AIM OF THE EXERCISE: Transcribe the material below exactly as it appears.

RECORD LIST:
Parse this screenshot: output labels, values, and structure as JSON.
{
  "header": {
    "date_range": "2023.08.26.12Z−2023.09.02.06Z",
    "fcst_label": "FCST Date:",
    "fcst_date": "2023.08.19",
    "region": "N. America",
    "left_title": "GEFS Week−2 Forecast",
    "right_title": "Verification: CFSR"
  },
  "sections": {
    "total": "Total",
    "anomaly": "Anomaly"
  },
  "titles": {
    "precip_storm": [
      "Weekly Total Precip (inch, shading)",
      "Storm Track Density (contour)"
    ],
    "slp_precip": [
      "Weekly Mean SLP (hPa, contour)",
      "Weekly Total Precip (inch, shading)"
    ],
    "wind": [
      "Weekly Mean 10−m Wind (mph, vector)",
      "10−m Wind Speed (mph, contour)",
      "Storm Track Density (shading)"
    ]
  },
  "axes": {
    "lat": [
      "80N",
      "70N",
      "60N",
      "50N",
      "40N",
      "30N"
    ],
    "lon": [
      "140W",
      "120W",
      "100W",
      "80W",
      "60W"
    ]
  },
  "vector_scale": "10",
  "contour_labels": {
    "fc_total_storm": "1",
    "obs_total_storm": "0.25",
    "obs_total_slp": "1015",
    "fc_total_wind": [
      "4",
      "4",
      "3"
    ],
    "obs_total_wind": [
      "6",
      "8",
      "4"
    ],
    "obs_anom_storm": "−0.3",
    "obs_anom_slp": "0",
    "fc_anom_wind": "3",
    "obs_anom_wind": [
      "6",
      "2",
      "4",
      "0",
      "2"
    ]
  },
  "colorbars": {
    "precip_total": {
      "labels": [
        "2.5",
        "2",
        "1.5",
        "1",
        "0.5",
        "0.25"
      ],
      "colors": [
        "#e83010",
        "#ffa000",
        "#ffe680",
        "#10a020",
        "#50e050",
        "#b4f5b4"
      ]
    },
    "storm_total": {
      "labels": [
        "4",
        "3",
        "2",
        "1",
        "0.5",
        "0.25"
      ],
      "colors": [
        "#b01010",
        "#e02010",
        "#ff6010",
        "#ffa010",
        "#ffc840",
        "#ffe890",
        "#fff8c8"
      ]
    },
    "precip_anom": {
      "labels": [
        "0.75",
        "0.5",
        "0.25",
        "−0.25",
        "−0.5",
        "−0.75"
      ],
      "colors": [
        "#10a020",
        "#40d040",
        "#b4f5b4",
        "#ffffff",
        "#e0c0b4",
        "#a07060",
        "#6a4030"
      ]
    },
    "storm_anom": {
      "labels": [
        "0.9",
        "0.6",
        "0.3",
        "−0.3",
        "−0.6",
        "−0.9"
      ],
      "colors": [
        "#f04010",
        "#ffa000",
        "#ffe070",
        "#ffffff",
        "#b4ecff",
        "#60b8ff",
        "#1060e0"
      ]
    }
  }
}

RESPONSE BELOW:
Parse this screenshot: output labels, values, and structure as JSON.
{
  "header": {
    "date_range": "2023.08.26.12Z−2023.09.02.06Z",
    "fcst_label": "FCST Date:",
    "fcst_date": "2023.08.19",
    "region": "N. America",
    "left_title": "GEFS Week−2 Forecast",
    "right_title": "Verification: CFSR"
  },
  "sections": {
    "total": "Total",
    "anomaly": "Anomaly"
  },
  "titles": {
    "precip_storm": [
      "Weekly Total Precip (inch, shading)",
      "Storm Track Density (contour)"
    ],
    "slp_precip": [
      "Weekly Mean SLP (hPa, contour)",
      "Weekly Total Precip (inch, shading)"
    ],
    "wind": [
      "Weekly Mean 10−m Wind (mph, vector)",
      "10−m Wind Speed (mph, contour)",
      "Storm Track Density (shading)"
    ]
  },
  "axes": {
    "lat": [
      "80N",
      "70N",
      "60N",
      "50N",
      "40N",
      "30N"
    ],
    "lon": [
      "140W",
      "120W",
      "100W",
      "80W",
      "60W"
    ]
  },
  "vector_scale": "10",
  "contour_labels": {
    "fc_total_storm": "1",
    "obs_total_storm": "0.25",
    "obs_total_slp": "1015",
    "fc_total_wind": [
      "4",
      "4",
      "3"
    ],
    "obs_total_wind": [
      "6",
      "8",
      "4"
    ],
    "obs_anom_storm": "−0.3",
    "obs_anom_slp": "0",
    "fc_anom_wind": "3",
    "obs_anom_wind": [
      "6",
      "2",
      "4",
      "0",
      "2"
    ]
  },
  "colorbars": {
    "precip_total": {
      "labels": [
        "2.5",
        "2",
        "1.5",
        "1",
        "0.5",
        "0.25"
      ],
      "colors": [
        "#e83010",
        "#ffa000",
        "#ffe680",
        "#10a020",
        "#50e050",
        "#b4f5b4"
      ]
    },
    "storm_total": {
      "labels": [
        "4",
        "3",
        "2",
        "1",
        "0.5",
        "0.25"
      ],
      "colors": [
        "#b01010",
        "#e02010",
        "#ff6010",
        "#ffa010",
        "#ffc840",
        "#ffe890",
        "#fff8c8"
      ]
    },
    "precip_anom": {
      "labels": [
        "0.75",
        "0.5",
        "0.25",
        "−0.25",
        "−0.5",
        "−0.75"
      ],
      "colors": [
        "#10a020",
        "#40d040",
        "#b4f5b4",
        "#ffffff",
        "#e0c0b4",
        "#a07060",
        "#6a4030"
      ]
    },
    "storm_anom": {
      "labels": [
        "0.9",
        "0.6",
        "0.3",
        "−0.3",
        "−0.6",
        "−0.9"
      ],
      "colors": [
        "#f04010",
        "#ffa000",
        "#ffe070",
        "#ffffff",
        "#b4ecff",
        "#60b8ff",
        "#1060e0"
      ]
    }
  }
}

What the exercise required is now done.